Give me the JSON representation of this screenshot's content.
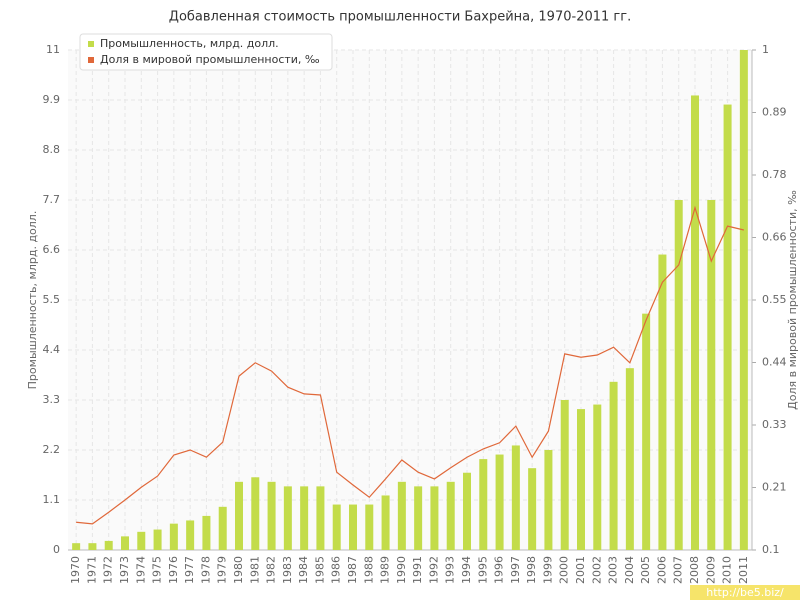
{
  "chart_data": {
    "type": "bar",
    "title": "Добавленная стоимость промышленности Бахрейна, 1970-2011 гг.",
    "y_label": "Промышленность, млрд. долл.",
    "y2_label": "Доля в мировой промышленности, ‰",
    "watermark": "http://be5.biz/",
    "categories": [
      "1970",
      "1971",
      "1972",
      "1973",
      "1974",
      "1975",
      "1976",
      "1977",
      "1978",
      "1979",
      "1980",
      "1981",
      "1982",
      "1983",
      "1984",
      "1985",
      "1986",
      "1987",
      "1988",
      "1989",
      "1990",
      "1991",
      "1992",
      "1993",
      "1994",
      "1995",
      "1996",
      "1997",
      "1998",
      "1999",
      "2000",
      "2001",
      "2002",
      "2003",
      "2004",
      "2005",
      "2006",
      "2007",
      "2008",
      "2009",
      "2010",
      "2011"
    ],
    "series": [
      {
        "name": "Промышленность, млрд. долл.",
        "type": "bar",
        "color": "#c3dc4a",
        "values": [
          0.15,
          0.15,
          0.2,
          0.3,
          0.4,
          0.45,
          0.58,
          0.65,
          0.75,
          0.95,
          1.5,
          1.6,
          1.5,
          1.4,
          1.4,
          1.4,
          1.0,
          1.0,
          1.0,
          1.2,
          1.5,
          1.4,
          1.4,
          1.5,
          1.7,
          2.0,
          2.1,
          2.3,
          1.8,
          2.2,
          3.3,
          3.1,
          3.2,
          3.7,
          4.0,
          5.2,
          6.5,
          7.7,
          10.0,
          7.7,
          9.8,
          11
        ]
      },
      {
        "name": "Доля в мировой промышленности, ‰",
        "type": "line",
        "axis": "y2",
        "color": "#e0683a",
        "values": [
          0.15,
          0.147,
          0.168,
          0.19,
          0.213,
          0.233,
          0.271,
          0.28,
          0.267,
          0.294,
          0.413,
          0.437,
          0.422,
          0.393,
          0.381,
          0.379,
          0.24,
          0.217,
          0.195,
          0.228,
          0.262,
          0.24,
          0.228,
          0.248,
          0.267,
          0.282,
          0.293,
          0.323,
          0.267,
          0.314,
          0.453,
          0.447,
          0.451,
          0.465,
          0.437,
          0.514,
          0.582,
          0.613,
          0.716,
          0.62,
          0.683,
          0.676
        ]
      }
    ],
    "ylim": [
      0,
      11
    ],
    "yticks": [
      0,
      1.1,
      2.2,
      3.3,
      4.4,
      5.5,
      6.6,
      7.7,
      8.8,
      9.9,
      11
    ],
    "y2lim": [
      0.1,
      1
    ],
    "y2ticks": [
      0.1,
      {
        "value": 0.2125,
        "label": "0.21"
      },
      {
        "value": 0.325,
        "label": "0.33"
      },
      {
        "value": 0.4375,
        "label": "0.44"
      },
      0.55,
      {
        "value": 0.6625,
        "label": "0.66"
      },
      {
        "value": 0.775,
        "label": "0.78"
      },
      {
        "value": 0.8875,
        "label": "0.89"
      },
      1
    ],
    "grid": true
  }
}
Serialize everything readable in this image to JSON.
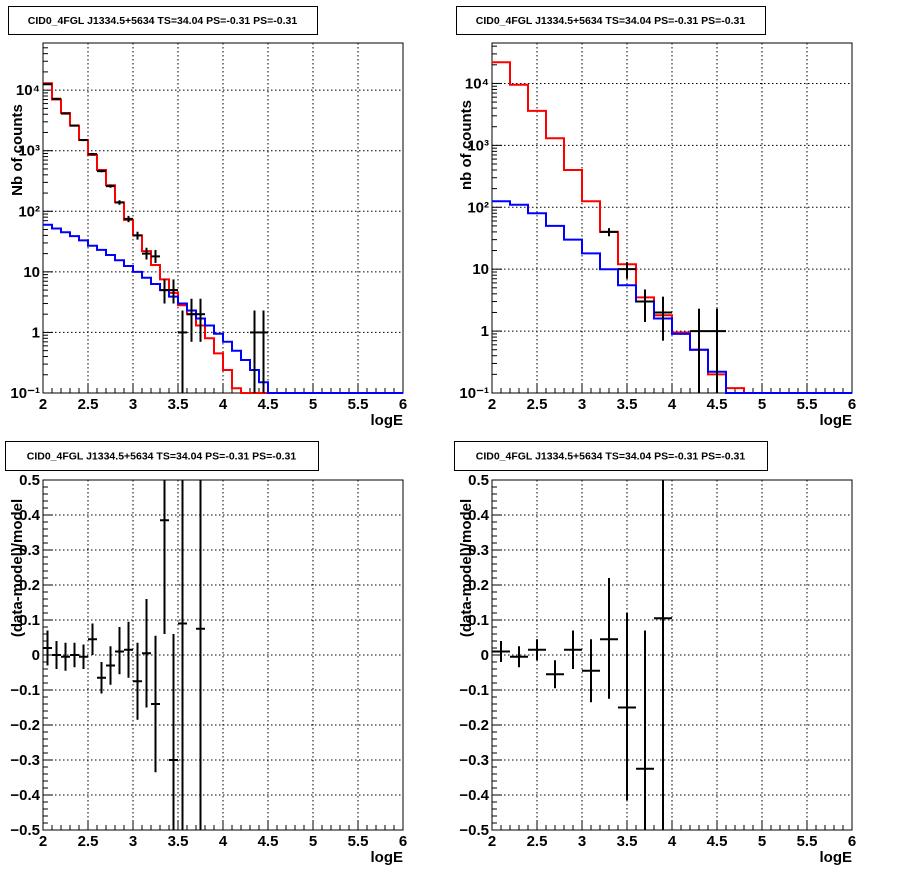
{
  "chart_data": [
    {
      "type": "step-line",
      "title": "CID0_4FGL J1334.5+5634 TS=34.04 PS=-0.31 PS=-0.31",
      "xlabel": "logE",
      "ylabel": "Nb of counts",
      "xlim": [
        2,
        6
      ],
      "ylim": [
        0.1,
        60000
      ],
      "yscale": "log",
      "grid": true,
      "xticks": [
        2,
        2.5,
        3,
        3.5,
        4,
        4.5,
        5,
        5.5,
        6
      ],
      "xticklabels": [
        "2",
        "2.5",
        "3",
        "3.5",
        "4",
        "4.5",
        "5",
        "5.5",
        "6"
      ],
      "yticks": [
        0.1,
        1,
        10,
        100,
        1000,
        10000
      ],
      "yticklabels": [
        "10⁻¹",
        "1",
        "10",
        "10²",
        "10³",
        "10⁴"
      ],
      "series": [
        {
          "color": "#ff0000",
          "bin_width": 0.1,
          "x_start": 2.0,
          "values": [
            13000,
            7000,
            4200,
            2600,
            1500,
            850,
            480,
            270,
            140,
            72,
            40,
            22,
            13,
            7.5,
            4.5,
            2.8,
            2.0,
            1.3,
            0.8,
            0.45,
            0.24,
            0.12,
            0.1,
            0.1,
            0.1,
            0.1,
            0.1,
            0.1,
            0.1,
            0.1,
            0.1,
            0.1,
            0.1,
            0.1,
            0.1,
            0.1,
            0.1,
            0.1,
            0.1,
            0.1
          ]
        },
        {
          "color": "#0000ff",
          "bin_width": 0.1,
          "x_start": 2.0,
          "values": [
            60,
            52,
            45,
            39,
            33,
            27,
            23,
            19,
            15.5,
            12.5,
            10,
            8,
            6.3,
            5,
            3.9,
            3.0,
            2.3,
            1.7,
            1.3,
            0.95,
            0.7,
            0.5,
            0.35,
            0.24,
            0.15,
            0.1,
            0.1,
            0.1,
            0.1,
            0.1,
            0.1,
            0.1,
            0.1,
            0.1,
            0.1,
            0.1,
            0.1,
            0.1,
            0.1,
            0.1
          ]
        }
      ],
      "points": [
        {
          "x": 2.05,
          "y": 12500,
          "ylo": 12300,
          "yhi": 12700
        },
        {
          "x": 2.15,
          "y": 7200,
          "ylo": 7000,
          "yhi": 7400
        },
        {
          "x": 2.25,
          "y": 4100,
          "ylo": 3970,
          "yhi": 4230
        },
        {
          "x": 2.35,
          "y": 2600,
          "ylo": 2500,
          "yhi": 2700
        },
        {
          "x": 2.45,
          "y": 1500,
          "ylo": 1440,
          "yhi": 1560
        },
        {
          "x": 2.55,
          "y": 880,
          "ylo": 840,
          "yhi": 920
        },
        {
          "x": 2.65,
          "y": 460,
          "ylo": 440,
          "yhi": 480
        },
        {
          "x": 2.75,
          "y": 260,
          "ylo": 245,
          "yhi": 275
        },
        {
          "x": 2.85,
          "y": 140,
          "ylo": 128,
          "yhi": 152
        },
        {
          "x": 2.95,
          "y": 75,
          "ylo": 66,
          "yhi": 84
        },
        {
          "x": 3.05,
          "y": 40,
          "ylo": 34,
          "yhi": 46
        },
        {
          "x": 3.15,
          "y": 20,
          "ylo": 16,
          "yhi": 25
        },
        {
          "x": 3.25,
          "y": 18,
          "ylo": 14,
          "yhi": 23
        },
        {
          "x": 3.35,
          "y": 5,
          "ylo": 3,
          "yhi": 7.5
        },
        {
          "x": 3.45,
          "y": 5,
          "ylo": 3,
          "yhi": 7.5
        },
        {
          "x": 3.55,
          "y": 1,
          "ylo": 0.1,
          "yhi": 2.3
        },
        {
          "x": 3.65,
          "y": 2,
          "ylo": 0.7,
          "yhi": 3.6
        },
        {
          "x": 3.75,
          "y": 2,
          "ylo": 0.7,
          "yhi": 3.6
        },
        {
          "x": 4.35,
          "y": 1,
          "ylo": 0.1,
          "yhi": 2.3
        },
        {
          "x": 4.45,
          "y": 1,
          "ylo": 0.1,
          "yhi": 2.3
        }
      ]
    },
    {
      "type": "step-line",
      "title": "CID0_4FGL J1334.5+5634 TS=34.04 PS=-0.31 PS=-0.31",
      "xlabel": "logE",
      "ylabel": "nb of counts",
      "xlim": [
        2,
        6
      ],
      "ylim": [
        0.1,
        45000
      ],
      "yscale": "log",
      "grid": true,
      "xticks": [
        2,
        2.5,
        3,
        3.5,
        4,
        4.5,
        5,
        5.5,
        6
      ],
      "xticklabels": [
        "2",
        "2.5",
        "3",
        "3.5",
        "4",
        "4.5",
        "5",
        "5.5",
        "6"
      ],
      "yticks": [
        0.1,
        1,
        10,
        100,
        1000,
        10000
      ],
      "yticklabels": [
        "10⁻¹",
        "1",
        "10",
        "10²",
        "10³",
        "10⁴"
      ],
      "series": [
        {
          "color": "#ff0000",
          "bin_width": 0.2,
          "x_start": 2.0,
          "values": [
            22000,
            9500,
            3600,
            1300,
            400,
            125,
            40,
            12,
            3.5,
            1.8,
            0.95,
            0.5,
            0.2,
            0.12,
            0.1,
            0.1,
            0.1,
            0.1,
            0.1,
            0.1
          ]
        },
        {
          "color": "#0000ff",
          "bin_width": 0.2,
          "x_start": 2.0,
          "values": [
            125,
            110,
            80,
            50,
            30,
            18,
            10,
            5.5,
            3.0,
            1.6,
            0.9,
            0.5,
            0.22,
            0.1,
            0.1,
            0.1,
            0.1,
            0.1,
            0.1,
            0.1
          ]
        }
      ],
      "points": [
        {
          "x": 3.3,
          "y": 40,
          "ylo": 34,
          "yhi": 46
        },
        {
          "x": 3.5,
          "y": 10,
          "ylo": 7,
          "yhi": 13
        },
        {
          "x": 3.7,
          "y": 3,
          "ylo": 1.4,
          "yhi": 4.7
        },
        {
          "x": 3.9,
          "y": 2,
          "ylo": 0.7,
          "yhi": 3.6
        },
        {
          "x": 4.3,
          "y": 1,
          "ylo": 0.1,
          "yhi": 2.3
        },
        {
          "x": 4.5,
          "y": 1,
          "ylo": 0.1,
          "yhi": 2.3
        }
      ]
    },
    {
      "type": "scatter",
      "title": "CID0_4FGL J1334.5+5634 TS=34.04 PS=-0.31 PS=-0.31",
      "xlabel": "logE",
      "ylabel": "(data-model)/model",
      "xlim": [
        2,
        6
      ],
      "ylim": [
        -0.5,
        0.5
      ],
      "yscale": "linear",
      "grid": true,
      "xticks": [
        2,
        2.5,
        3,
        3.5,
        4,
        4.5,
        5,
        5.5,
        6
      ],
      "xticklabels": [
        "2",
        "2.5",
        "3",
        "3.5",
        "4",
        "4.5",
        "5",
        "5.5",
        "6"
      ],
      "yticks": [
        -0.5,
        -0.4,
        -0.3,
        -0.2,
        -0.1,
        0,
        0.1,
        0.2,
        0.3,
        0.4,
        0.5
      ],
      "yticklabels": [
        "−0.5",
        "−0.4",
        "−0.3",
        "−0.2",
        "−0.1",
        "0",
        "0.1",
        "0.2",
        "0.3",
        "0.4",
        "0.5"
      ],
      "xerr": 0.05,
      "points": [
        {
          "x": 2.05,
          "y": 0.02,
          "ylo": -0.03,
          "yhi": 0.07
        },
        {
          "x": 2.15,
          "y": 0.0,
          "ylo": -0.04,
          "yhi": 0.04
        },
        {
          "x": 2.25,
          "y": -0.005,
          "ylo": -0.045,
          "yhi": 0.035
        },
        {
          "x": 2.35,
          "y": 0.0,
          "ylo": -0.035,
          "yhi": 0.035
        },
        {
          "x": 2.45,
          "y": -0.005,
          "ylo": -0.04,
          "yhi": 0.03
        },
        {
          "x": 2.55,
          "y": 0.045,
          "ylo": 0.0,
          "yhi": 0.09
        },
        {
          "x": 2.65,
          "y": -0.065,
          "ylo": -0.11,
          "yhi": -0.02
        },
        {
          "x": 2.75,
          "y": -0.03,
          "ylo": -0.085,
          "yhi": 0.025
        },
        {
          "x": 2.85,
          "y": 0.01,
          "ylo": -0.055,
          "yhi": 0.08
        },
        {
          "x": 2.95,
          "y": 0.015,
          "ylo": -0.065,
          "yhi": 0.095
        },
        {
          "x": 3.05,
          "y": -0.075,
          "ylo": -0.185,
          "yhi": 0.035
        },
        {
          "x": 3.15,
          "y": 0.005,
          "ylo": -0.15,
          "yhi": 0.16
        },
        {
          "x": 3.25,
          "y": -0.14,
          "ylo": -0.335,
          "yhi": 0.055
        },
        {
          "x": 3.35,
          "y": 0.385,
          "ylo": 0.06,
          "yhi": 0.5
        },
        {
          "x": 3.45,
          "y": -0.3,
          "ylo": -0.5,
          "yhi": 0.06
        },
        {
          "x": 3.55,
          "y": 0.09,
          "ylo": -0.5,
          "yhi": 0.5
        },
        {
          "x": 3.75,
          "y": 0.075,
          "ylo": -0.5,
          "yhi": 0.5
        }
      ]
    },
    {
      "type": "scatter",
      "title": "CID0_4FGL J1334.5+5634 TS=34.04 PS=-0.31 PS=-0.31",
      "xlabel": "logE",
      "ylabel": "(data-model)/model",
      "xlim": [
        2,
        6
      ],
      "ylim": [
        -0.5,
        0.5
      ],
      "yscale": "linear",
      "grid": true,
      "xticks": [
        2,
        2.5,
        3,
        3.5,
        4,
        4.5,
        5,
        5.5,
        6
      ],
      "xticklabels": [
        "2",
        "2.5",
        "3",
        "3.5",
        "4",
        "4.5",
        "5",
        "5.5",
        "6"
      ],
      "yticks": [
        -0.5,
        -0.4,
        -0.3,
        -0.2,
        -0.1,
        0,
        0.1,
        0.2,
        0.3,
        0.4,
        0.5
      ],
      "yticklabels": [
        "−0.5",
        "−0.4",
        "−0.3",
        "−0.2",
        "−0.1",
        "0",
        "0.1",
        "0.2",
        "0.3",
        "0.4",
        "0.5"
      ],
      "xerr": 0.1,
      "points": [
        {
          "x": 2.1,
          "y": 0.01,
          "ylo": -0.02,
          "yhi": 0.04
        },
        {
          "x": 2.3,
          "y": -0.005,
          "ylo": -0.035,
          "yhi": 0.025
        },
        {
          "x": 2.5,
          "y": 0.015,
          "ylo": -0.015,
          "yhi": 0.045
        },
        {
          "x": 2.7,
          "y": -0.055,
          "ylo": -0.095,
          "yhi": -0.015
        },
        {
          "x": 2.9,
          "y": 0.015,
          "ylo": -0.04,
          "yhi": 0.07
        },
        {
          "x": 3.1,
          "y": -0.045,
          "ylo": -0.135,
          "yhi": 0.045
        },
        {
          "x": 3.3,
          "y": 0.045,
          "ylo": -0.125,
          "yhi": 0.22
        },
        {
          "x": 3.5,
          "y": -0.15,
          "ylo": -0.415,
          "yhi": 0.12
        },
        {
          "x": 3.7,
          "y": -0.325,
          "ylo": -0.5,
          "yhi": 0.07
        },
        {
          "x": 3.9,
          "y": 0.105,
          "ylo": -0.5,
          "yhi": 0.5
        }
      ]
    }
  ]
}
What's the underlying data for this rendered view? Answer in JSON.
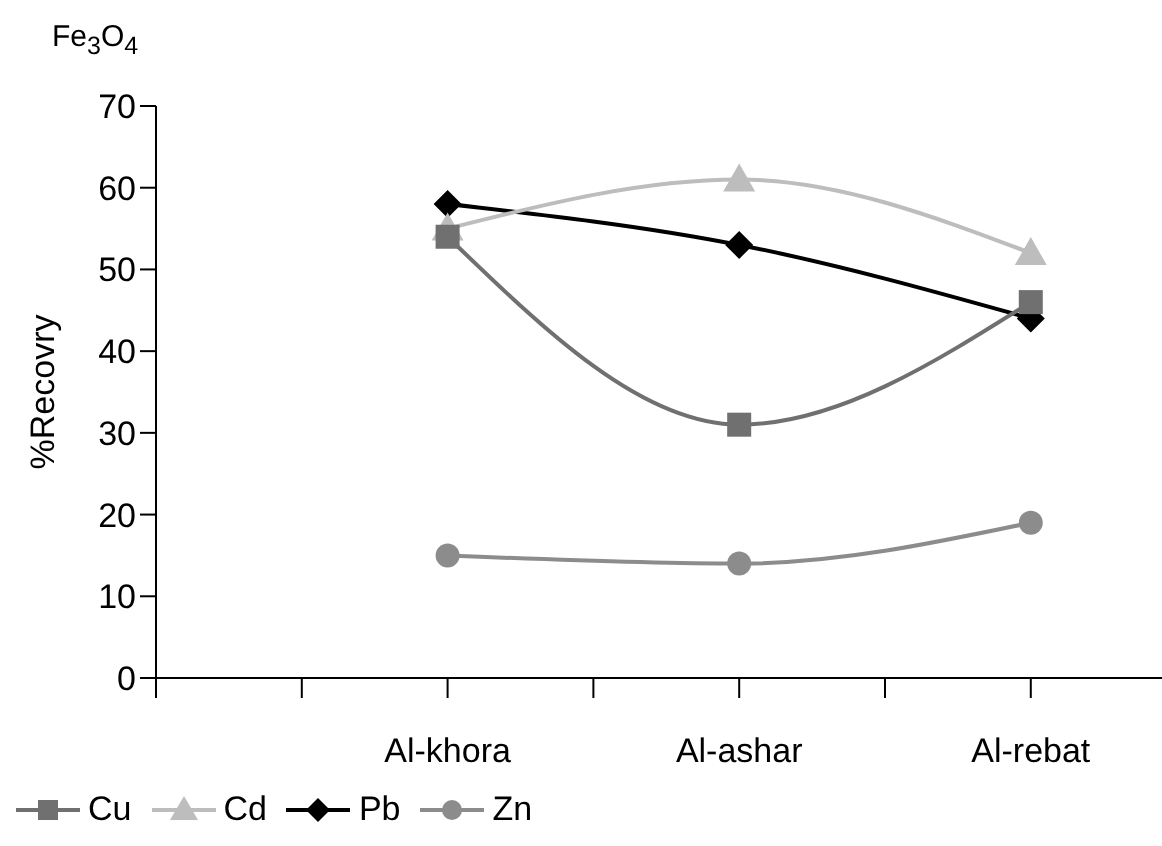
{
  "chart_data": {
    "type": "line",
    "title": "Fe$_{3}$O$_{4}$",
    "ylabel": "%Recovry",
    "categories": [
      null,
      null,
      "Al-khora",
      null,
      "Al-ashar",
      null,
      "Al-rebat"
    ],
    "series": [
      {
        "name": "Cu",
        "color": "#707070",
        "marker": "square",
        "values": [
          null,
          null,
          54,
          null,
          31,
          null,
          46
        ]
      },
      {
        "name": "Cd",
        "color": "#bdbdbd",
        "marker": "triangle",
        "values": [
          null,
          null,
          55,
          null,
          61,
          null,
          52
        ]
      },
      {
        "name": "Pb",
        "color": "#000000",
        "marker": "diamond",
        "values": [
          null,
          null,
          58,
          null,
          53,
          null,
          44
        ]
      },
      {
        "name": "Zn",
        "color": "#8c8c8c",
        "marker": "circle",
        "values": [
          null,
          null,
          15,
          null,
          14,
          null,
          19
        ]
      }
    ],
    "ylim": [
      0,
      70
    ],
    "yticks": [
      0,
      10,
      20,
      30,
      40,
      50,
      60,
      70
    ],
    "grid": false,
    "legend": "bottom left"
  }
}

# Task instructions
Identify and copy the lines holding the word "Промышленность".

# Solution to this problem
    "y_label": "Промышленность, млрд. долл.",
        "name": "Промышленность, млрд. долл.",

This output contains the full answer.